### [Prompt]
Here are some records; return them all exactly.

### [Raw data]
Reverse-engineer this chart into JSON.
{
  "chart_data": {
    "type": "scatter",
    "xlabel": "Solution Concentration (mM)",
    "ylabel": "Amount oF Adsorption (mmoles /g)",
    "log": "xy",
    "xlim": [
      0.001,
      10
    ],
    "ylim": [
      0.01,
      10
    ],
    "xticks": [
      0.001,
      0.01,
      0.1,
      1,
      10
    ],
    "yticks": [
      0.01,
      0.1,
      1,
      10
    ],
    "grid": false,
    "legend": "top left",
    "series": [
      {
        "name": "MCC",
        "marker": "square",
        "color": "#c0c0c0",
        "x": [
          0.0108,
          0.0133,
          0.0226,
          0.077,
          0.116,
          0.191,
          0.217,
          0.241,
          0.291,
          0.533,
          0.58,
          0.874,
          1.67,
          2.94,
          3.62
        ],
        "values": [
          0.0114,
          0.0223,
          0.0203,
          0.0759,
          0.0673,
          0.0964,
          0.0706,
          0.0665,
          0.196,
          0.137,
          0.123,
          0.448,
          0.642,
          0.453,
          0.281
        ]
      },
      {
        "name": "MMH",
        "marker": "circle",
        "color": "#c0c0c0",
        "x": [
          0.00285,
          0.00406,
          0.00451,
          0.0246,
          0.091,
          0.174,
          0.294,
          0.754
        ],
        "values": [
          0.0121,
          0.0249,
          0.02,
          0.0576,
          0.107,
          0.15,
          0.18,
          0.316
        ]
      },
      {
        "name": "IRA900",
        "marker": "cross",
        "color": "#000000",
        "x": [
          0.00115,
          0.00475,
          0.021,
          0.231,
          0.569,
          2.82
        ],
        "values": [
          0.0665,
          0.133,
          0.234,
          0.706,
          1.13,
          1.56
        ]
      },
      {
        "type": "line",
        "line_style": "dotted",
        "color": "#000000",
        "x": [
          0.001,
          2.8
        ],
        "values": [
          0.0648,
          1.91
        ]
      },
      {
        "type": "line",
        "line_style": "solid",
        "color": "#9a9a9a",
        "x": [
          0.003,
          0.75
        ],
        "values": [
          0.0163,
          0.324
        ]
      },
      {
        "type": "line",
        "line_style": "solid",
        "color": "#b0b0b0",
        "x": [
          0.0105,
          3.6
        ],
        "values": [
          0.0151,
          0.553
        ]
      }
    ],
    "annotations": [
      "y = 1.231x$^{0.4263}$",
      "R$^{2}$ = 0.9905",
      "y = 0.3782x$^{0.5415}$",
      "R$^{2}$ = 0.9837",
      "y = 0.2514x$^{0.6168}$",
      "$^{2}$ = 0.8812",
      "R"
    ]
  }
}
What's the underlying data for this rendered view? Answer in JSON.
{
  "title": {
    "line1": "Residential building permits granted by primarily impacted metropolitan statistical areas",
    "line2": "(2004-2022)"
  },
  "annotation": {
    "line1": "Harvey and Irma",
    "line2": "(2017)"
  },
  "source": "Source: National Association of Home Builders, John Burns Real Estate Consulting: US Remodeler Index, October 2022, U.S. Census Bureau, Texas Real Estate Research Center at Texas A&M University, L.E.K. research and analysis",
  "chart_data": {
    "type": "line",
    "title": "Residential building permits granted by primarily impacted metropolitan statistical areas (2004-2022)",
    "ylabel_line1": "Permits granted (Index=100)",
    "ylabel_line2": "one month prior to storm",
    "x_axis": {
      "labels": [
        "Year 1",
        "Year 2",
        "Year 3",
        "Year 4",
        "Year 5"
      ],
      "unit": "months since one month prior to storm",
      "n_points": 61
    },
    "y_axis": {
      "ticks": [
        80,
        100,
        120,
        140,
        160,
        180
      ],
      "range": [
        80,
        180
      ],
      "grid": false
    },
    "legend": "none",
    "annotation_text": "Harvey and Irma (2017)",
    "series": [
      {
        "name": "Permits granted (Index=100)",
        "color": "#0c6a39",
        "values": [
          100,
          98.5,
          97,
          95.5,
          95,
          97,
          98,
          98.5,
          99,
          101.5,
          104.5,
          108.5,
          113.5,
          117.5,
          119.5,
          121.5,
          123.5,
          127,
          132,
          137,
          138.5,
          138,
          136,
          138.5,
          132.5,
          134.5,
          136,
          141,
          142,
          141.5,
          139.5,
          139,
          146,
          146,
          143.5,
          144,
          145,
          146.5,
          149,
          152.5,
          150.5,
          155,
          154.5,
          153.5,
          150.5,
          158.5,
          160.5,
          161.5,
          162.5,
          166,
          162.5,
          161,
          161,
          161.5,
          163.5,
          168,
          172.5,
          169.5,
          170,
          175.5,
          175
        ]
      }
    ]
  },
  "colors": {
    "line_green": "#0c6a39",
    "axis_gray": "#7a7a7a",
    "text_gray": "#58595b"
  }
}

### [Result of the task]
Reverse-engineer this chart into JSON.
{
  "chart_data": {
    "type": "scatter",
    "xlabel": "Solution Concentration (mM)",
    "ylabel": "Amount oF Adsorption (mmoles /g)",
    "log": "xy",
    "xlim": [
      0.001,
      10
    ],
    "ylim": [
      0.01,
      10
    ],
    "xticks": [
      0.001,
      0.01,
      0.1,
      1,
      10
    ],
    "yticks": [
      0.01,
      0.1,
      1,
      10
    ],
    "grid": false,
    "legend": "top left",
    "series": [
      {
        "name": "MCC",
        "marker": "square",
        "color": "#c0c0c0",
        "x": [
          0.0108,
          0.0133,
          0.0226,
          0.077,
          0.116,
          0.191,
          0.217,
          0.241,
          0.291,
          0.533,
          0.58,
          0.874,
          1.67,
          2.94,
          3.62
        ],
        "values": [
          0.0114,
          0.0223,
          0.0203,
          0.0759,
          0.0673,
          0.0964,
          0.0706,
          0.0665,
          0.196,
          0.137,
          0.123,
          0.448,
          0.642,
          0.453,
          0.281
        ]
      },
      {
        "name": "MMH",
        "marker": "circle",
        "color": "#c0c0c0",
        "x": [
          0.00285,
          0.00406,
          0.00451,
          0.0246,
          0.091,
          0.174,
          0.294,
          0.754
        ],
        "values": [
          0.0121,
          0.0249,
          0.02,
          0.0576,
          0.107,
          0.15,
          0.18,
          0.316
        ]
      },
      {
        "name": "IRA900",
        "marker": "cross",
        "color": "#000000",
        "x": [
          0.00115,
          0.00475,
          0.021,
          0.231,
          0.569,
          2.82
        ],
        "values": [
          0.0665,
          0.133,
          0.234,
          0.706,
          1.13,
          1.56
        ]
      },
      {
        "type": "line",
        "line_style": "dotted",
        "color": "#000000",
        "x": [
          0.001,
          2.8
        ],
        "values": [
          0.0648,
          1.91
        ]
      },
      {
        "type": "line",
        "line_style": "solid",
        "color": "#9a9a9a",
        "x": [
          0.003,
          0.75
        ],
        "values": [
          0.0163,
          0.324
        ]
      },
      {
        "type": "line",
        "line_style": "solid",
        "color": "#b0b0b0",
        "x": [
          0.0105,
          3.6
        ],
        "values": [
          0.0151,
          0.553
        ]
      }
    ],
    "annotations": [
      "y = 1.231x$^{0.4263}$",
      "R$^{2}$ = 0.9905",
      "y = 0.3782x$^{0.5415}$",
      "R$^{2}$ = 0.9837",
      "y = 0.2514x$^{0.6168}$",
      "$^{2}$ = 0.8812",
      "R"
    ]
  }
}
What's the underlying data for this rendered view? Answer in JSON.
{
  "title": {
    "line1": "Residential building permits granted by primarily impacted metropolitan statistical areas",
    "line2": "(2004-2022)"
  },
  "annotation": {
    "line1": "Harvey and Irma",
    "line2": "(2017)"
  },
  "source": "Source: National Association of Home Builders, John Burns Real Estate Consulting: US Remodeler Index, October 2022, U.S. Census Bureau, Texas Real Estate Research Center at Texas A&M University, L.E.K. research and analysis",
  "chart_data": {
    "type": "line",
    "title": "Residential building permits granted by primarily impacted metropolitan statistical areas (2004-2022)",
    "ylabel_line1": "Permits granted (Index=100)",
    "ylabel_line2": "one month prior to storm",
    "x_axis": {
      "labels": [
        "Year 1",
        "Year 2",
        "Year 3",
        "Year 4",
        "Year 5"
      ],
      "unit": "months since one month prior to storm",
      "n_points": 61
    },
    "y_axis": {
      "ticks": [
        80,
        100,
        120,
        140,
        160,
        180
      ],
      "range": [
        80,
        180
      ],
      "grid": false
    },
    "legend": "none",
    "annotation_text": "Harvey and Irma (2017)",
    "series": [
      {
        "name": "Permits granted (Index=100)",
        "color": "#0c6a39",
        "values": [
          100,
          98.5,
          97,
          95.5,
          95,
          97,
          98,
          98.5,
          99,
          101.5,
          104.5,
          108.5,
          113.5,
          117.5,
          119.5,
          121.5,
          123.5,
          127,
          132,
          137,
          138.5,
          138,
          136,
          138.5,
          132.5,
          134.5,
          136,
          141,
          142,
          141.5,
          139.5,
          139,
          146,
          146,
          143.5,
          144,
          145,
          146.5,
          149,
          152.5,
          150.5,
          155,
          154.5,
          153.5,
          150.5,
          158.5,
          160.5,
          161.5,
          162.5,
          166,
          162.5,
          161,
          161,
          161.5,
          163.5,
          168,
          172.5,
          169.5,
          170,
          175.5,
          175
        ]
      }
    ]
  },
  "colors": {
    "line_green": "#0c6a39",
    "axis_gray": "#7a7a7a",
    "text_gray": "#58595b"
  }
}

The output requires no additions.